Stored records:

+===+

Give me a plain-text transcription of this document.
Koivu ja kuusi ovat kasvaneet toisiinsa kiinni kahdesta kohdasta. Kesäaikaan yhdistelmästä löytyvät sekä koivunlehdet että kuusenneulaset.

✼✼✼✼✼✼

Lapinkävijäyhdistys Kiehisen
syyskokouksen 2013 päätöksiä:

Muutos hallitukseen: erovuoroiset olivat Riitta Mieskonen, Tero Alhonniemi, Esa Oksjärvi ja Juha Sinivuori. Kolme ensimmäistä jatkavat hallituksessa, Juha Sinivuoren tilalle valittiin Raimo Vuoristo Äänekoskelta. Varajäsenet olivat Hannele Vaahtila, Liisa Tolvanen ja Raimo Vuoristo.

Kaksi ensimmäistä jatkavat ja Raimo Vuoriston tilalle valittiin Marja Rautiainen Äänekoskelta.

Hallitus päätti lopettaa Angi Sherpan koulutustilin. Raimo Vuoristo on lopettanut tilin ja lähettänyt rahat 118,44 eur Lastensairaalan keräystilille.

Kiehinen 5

+===+

**Your task:** From the first line to the last, please quote the material above exactly.

**The output:**
Give me a plain-text transcription of this document.
Koivu ja kuusi ovat kasvaneet toisiinsa kiinni kahdesta kohdasta. Kesäaikaan yhdistelmästä löytyvät sekä koivunlehdet että kuusenneulaset.

✼✼✼✼✼✼

Lapinkävijäyhdistys Kiehisen
syyskokouksen 2013 päätöksiä:

Muutos hallitukseen: erovuoroiset olivat Riitta Mieskonen, Tero Alhonniemi, Esa Oksjärvi ja Juha Sinivuori. Kolme ensimmäistä jatkavat hallituksessa, Juha Sinivuoren tilalle valittiin Raimo Vuoristo Äänekoskelta. Varajäsenet olivat Hannele Vaahtila, Liisa Tolvanen ja Raimo Vuoristo.

Kaksi ensimmäistä jatkavat ja Raimo Vuoriston tilalle valittiin Marja Rautiainen Äänekoskelta.

Hallitus päätti lopettaa Angi Sherpan koulutustilin. Raimo Vuoristo on lopettanut tilin ja lähettänyt rahat 118,44 eur Lastensairaalan keräystilille.

Kiehinen 5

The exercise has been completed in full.